- THE PROBLEM:
Copy each of the entries below faithfully, setting aside any pictures.

Excerpts from a figure dataset
[start]
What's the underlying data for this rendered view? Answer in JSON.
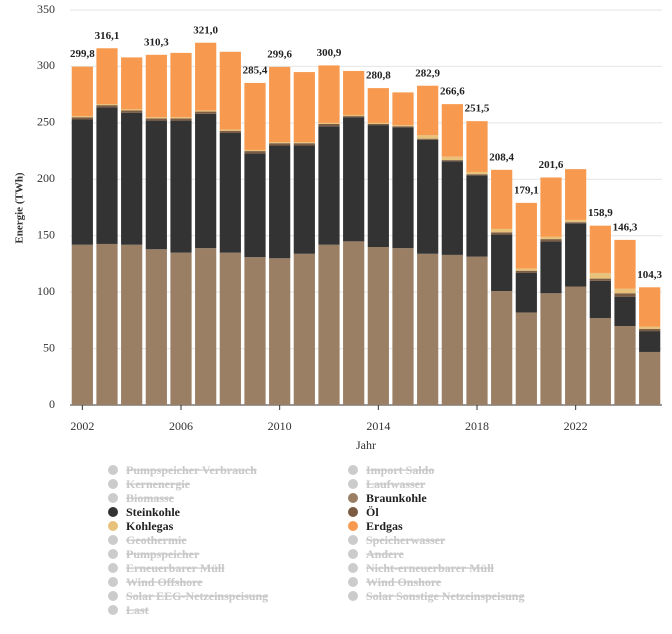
{
  "chart_data": {
    "type": "stacked-bar",
    "x_label": "Jahr",
    "y_label": "Energie (TWh)",
    "x": [
      2002,
      2003,
      2004,
      2005,
      2006,
      2007,
      2008,
      2009,
      2010,
      2011,
      2012,
      2013,
      2014,
      2015,
      2016,
      2017,
      2018,
      2019,
      2020,
      2021,
      2022,
      2023,
      2024,
      2025
    ],
    "xlim": [
      2001.5,
      2025.5
    ],
    "xticks": [
      2002,
      2006,
      2010,
      2014,
      2018,
      2022
    ],
    "ylim": [
      0,
      350
    ],
    "yticks": [
      0,
      50,
      100,
      150,
      200,
      250,
      300,
      350
    ],
    "grid": true,
    "series": [
      {
        "name": "Pumpspeicher Verbrauch",
        "visible": false
      },
      {
        "name": "Import Saldo",
        "visible": false
      },
      {
        "name": "Kernenergie",
        "visible": false
      },
      {
        "name": "Laufwasser",
        "visible": false
      },
      {
        "name": "Biomasse",
        "visible": false
      },
      {
        "name": "Braunkohle",
        "color": "#9a7f64",
        "values": [
          142,
          142.7,
          142,
          138,
          135,
          139,
          135,
          131,
          130,
          134,
          142,
          145,
          140,
          139,
          134,
          133,
          131.5,
          101,
          82,
          99,
          105,
          77,
          70,
          47
        ]
      },
      {
        "name": "Steinkohle",
        "color": "#333333",
        "values": [
          111,
          121,
          117,
          114,
          117,
          119,
          106,
          92,
          100,
          96,
          105,
          110,
          108,
          107,
          101,
          83,
          72,
          50,
          35,
          46,
          56,
          33,
          26,
          18.5
        ]
      },
      {
        "name": "Öl",
        "color": "#7b5c43",
        "values": [
          2,
          2,
          2,
          2,
          2,
          2,
          2,
          2,
          2,
          2,
          2,
          1,
          1,
          1,
          1,
          1,
          1,
          2,
          2,
          2,
          1,
          2,
          3,
          2
        ]
      },
      {
        "name": "Kohlegas",
        "color": "#e8c27b",
        "values": [
          1,
          1,
          1,
          1,
          1,
          1,
          1,
          1,
          1,
          1,
          1,
          1,
          1,
          1,
          3,
          3,
          2,
          3,
          2,
          2,
          2,
          5,
          4,
          2
        ]
      },
      {
        "name": "Erdgas",
        "color": "#f79a4f",
        "values": [
          43.8,
          49.4,
          46,
          55.3,
          57,
          60,
          69,
          59.4,
          66.6,
          62,
          50.9,
          39,
          30.8,
          29,
          43.9,
          46.6,
          45,
          52.4,
          58.1,
          52.6,
          45,
          41.9,
          43.3,
          34.8
        ]
      },
      {
        "name": "Geothermie",
        "visible": false
      },
      {
        "name": "Speicherwasser",
        "visible": false
      },
      {
        "name": "Pumpspeicher",
        "visible": false
      },
      {
        "name": "Andere",
        "visible": false
      },
      {
        "name": "Erneuerbarer Müll",
        "visible": false
      },
      {
        "name": "Nicht-erneuerbarer Müll",
        "visible": false
      },
      {
        "name": "Wind Offshore",
        "visible": false
      },
      {
        "name": "Wind Onshore",
        "visible": false
      },
      {
        "name": "Solar EEG-Netzeinspeisung",
        "visible": false
      },
      {
        "name": "Solar Sonstige Netzeinspeisung",
        "visible": false
      },
      {
        "name": "Last",
        "visible": false
      }
    ],
    "totals": {
      "values": [
        299.8,
        316.1,
        null,
        310.3,
        null,
        321.0,
        null,
        285.4,
        299.6,
        null,
        300.9,
        null,
        280.8,
        null,
        282.9,
        266.6,
        251.5,
        208.4,
        179.1,
        201.6,
        null,
        158.9,
        146.3,
        104.3
      ],
      "value_labels": [
        "299,8",
        "316,1",
        null,
        "310,3",
        null,
        "321,0",
        null,
        "285,4",
        "299,6",
        null,
        "300,9",
        null,
        "280,8",
        null,
        "282,9",
        "266,6",
        "251,5",
        "208,4",
        "179,1",
        "201,6",
        null,
        "158,9",
        "146,3",
        "104,3"
      ]
    }
  }
}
[end]
- OUTPUT OF THE EXERCISE:
What's the underlying data for this rendered view? Answer in JSON.
{
  "chart_data": {
    "type": "stacked-bar",
    "x_label": "Jahr",
    "y_label": "Energie (TWh)",
    "x": [
      2002,
      2003,
      2004,
      2005,
      2006,
      2007,
      2008,
      2009,
      2010,
      2011,
      2012,
      2013,
      2014,
      2015,
      2016,
      2017,
      2018,
      2019,
      2020,
      2021,
      2022,
      2023,
      2024,
      2025
    ],
    "xlim": [
      2001.5,
      2025.5
    ],
    "xticks": [
      2002,
      2006,
      2010,
      2014,
      2018,
      2022
    ],
    "ylim": [
      0,
      350
    ],
    "yticks": [
      0,
      50,
      100,
      150,
      200,
      250,
      300,
      350
    ],
    "grid": true,
    "series": [
      {
        "name": "Pumpspeicher Verbrauch",
        "visible": false
      },
      {
        "name": "Import Saldo",
        "visible": false
      },
      {
        "name": "Kernenergie",
        "visible": false
      },
      {
        "name": "Laufwasser",
        "visible": false
      },
      {
        "name": "Biomasse",
        "visible": false
      },
      {
        "name": "Braunkohle",
        "color": "#9a7f64",
        "values": [
          142,
          142.7,
          142,
          138,
          135,
          139,
          135,
          131,
          130,
          134,
          142,
          145,
          140,
          139,
          134,
          133,
          131.5,
          101,
          82,
          99,
          105,
          77,
          70,
          47
        ]
      },
      {
        "name": "Steinkohle",
        "color": "#333333",
        "values": [
          111,
          121,
          117,
          114,
          117,
          119,
          106,
          92,
          100,
          96,
          105,
          110,
          108,
          107,
          101,
          83,
          72,
          50,
          35,
          46,
          56,
          33,
          26,
          18.5
        ]
      },
      {
        "name": "Öl",
        "color": "#7b5c43",
        "values": [
          2,
          2,
          2,
          2,
          2,
          2,
          2,
          2,
          2,
          2,
          2,
          1,
          1,
          1,
          1,
          1,
          1,
          2,
          2,
          2,
          1,
          2,
          3,
          2
        ]
      },
      {
        "name": "Kohlegas",
        "color": "#e8c27b",
        "values": [
          1,
          1,
          1,
          1,
          1,
          1,
          1,
          1,
          1,
          1,
          1,
          1,
          1,
          1,
          3,
          3,
          2,
          3,
          2,
          2,
          2,
          5,
          4,
          2
        ]
      },
      {
        "name": "Erdgas",
        "color": "#f79a4f",
        "values": [
          43.8,
          49.4,
          46,
          55.3,
          57,
          60,
          69,
          59.4,
          66.6,
          62,
          50.9,
          39,
          30.8,
          29,
          43.9,
          46.6,
          45,
          52.4,
          58.1,
          52.6,
          45,
          41.9,
          43.3,
          34.8
        ]
      },
      {
        "name": "Geothermie",
        "visible": false
      },
      {
        "name": "Speicherwasser",
        "visible": false
      },
      {
        "name": "Pumpspeicher",
        "visible": false
      },
      {
        "name": "Andere",
        "visible": false
      },
      {
        "name": "Erneuerbarer Müll",
        "visible": false
      },
      {
        "name": "Nicht-erneuerbarer Müll",
        "visible": false
      },
      {
        "name": "Wind Offshore",
        "visible": false
      },
      {
        "name": "Wind Onshore",
        "visible": false
      },
      {
        "name": "Solar EEG-Netzeinspeisung",
        "visible": false
      },
      {
        "name": "Solar Sonstige Netzeinspeisung",
        "visible": false
      },
      {
        "name": "Last",
        "visible": false
      }
    ],
    "totals": {
      "values": [
        299.8,
        316.1,
        null,
        310.3,
        null,
        321.0,
        null,
        285.4,
        299.6,
        null,
        300.9,
        null,
        280.8,
        null,
        282.9,
        266.6,
        251.5,
        208.4,
        179.1,
        201.6,
        null,
        158.9,
        146.3,
        104.3
      ],
      "value_labels": [
        "299,8",
        "316,1",
        null,
        "310,3",
        null,
        "321,0",
        null,
        "285,4",
        "299,6",
        null,
        "300,9",
        null,
        "280,8",
        null,
        "282,9",
        "266,6",
        "251,5",
        "208,4",
        "179,1",
        "201,6",
        null,
        "158,9",
        "146,3",
        "104,3"
      ]
    }
  }
}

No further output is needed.